DIRECTIONS
Present every line of the listing below as a Markdown table with two columns, Row for a running number and Line for the text, and omit any blank lines.

(begin)

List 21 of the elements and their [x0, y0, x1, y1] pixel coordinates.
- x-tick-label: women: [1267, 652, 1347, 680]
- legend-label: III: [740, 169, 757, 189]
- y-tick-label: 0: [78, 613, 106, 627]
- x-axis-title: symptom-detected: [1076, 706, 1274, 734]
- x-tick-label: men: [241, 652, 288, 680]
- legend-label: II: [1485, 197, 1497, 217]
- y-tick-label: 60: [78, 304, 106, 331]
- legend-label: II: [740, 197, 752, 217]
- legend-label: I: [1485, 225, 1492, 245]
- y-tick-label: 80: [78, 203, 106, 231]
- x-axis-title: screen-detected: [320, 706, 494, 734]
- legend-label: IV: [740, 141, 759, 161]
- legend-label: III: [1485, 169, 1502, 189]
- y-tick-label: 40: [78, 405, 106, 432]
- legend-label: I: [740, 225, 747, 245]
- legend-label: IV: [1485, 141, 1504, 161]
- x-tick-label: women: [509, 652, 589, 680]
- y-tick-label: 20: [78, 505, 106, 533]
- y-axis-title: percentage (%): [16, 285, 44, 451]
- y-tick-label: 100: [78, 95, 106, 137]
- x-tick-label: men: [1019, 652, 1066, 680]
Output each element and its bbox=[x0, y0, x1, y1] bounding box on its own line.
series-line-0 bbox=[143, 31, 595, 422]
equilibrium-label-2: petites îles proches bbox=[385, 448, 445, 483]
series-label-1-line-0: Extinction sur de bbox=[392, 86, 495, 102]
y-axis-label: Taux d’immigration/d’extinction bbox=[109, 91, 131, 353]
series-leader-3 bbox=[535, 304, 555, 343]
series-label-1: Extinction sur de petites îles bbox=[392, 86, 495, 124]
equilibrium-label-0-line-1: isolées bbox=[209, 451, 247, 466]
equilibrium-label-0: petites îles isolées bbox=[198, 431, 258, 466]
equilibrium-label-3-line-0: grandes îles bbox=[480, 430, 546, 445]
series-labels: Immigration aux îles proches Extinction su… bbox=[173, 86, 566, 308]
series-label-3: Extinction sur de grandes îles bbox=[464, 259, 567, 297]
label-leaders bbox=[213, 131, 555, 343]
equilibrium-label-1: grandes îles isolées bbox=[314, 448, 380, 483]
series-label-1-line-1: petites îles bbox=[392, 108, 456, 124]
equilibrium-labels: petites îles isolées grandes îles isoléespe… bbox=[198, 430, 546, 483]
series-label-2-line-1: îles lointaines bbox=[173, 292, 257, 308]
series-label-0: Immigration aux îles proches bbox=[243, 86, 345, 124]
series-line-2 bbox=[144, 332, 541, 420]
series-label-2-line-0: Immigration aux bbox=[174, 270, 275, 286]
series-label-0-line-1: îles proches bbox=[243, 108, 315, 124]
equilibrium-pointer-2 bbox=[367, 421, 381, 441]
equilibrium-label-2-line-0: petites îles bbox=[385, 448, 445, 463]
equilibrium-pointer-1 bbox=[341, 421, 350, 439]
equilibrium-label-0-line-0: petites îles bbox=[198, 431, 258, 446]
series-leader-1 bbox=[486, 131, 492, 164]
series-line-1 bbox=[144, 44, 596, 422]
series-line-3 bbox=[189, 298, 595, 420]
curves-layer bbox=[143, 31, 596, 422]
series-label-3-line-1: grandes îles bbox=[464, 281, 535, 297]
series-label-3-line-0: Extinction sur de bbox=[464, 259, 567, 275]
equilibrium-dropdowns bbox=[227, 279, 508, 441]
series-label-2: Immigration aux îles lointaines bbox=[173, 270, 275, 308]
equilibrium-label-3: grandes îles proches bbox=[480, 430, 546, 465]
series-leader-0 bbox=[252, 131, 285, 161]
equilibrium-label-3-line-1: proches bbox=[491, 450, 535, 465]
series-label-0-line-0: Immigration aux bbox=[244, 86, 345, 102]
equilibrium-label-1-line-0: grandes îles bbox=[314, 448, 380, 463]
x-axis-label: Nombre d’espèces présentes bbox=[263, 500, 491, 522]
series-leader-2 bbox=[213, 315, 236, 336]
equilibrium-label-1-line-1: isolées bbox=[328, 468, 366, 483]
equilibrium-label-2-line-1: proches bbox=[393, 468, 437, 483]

(end)

SOLUTION
| Row | Line |
|---|---|
| 1 | List 21 of the elements and their [x0, y0, x1, y1] pixel coordinates. |
| 2 | - x-tick-label: women: [1267, 652, 1347, 680] |
| 3 | - legend-label: III: [740, 169, 757, 189] |
| 4 | - y-tick-label: 0: [78, 613, 106, 627] |
| 5 | - x-axis-title: symptom-detected: [1076, 706, 1274, 734] |
| 6 | - x-tick-label: men: [241, 652, 288, 680] |
| 7 | - legend-label: II: [1485, 197, 1497, 217] |
| 8 | - y-tick-label: 60: [78, 304, 106, 331] |
| 9 | - legend-label: II: [740, 197, 752, 217] |
| 10 | - legend-label: I: [1485, 225, 1492, 245] |
| 11 | - y-tick-label: 80: [78, 203, 106, 231] |
| 12 | - x-axis-title: screen-detected: [320, 706, 494, 734] |
| 13 | - legend-label: IV: [740, 141, 759, 161] |
| 14 | - legend-label: III: [1485, 169, 1502, 189] |
| 15 | - y-tick-label: 40: [78, 405, 106, 432] |
| 16 | - legend-label: I: [740, 225, 747, 245] |
| 17 | - legend-label: IV: [1485, 141, 1504, 161] |
| 18 | - x-tick-label: women: [509, 652, 589, 680] |
| 19 | - y-tick-label: 20: [78, 505, 106, 533] |
| 20 | - y-axis-title: percentage (%): [16, 285, 44, 451] |
| 21 | - y-tick-label: 100: [78, 95, 106, 137] |
| 22 | - x-tick-label: men: [1019, 652, 1066, 680] |
| 23 | Output each element and its bbox=[x0, y0, x1, y1] bounding box on its own line. |
| 24 | series-line-0 bbox=[143, 31, 595, 422] |
| 25 | equilibrium-label-2: petites îles proches bbox=[385, 448, 445, 483] |
| 26 | series-label-1-line-0: Extinction sur de bbox=[392, 86, 495, 102] |
| 27 | y-axis-label: Taux d’immigration/d’extinction bbox=[109, 91, 131, 353] |
| 28 | series-leader-3 bbox=[535, 304, 555, 343] |
| 29 | series-label-1: Extinction sur de petites îles bbox=[392, 86, 495, 124] |
| 30 | equilibrium-label-0-line-1: isolées bbox=[209, 451, 247, 466] |
| 31 | equilibrium-label-0: petites îles isolées bbox=[198, 431, 258, 466] |
| 32 | equilibrium-label-3-line-0: grandes îles bbox=[480, 430, 546, 445] |
| 33 | series-labels: Immigration aux îles proches Extinction su… bbox=[173, 86, 566, 308] |
| 34 | series-label-3: Extinction sur de grandes îles bbox=[464, 259, 567, 297] |
| 35 | label-leaders bbox=[213, 131, 555, 343] |
| 36 | equilibrium-label-1: grandes îles isolées bbox=[314, 448, 380, 483] |
| 37 | series-label-1-line-1: petites îles bbox=[392, 108, 456, 124] |
| 38 | equilibrium-labels: petites îles isolées grandes îles isoléespe… bbox=[198, 430, 546, 483] |
| 39 | series-label-2-line-1: îles lointaines bbox=[173, 292, 257, 308] |
| 40 | series-label-0: Immigration aux îles proches bbox=[243, 86, 345, 124] |
| 41 | series-line-2 bbox=[144, 332, 541, 420] |
| 42 | series-label-2-line-0: Immigration aux bbox=[174, 270, 275, 286] |
| 43 | series-label-0-line-1: îles proches bbox=[243, 108, 315, 124] |
| 44 | equilibrium-pointer-2 bbox=[367, 421, 381, 441] |
| 45 | equilibrium-label-2-line-0: petites îles bbox=[385, 448, 445, 463] |
| 46 | equilibrium-pointer-1 bbox=[341, 421, 350, 439] |
| 47 | equilibrium-label-0-line-0: petites îles bbox=[198, 431, 258, 446] |
| 48 | series-leader-1 bbox=[486, 131, 492, 164] |
| 49 | series-line-1 bbox=[144, 44, 596, 422] |
| 50 | series-line-3 bbox=[189, 298, 595, 420] |
| 51 | curves-layer bbox=[143, 31, 596, 422] |
| 52 | series-label-3-line-1: grandes îles bbox=[464, 281, 535, 297] |
| 53 | series-label-3-line-0: Extinction sur de bbox=[464, 259, 567, 275] |
| 54 | equilibrium-dropdowns bbox=[227, 279, 508, 441] |
| 55 | series-label-2: Immigration aux îles lointaines bbox=[173, 270, 275, 308] |
| 56 | equilibrium-label-3: grandes îles proches bbox=[480, 430, 546, 465] |
| 57 | series-leader-0 bbox=[252, 131, 285, 161] |
| 58 | equilibrium-label-3-line-1: proches bbox=[491, 450, 535, 465] |
| 59 | series-label-0-line-0: Immigration aux bbox=[244, 86, 345, 102] |
| 60 | equilibrium-label-1-line-0: grandes îles bbox=[314, 448, 380, 463] |
| 61 | x-axis-label: Nombre d’espèces présentes bbox=[263, 500, 491, 522] |
| 62 | series-leader-2 bbox=[213, 315, 236, 336] |
| 63 | equilibrium-label-1-line-1: isolées bbox=[328, 468, 366, 483] |
| 64 | equilibrium-label-2-line-1: proches bbox=[393, 468, 437, 483] |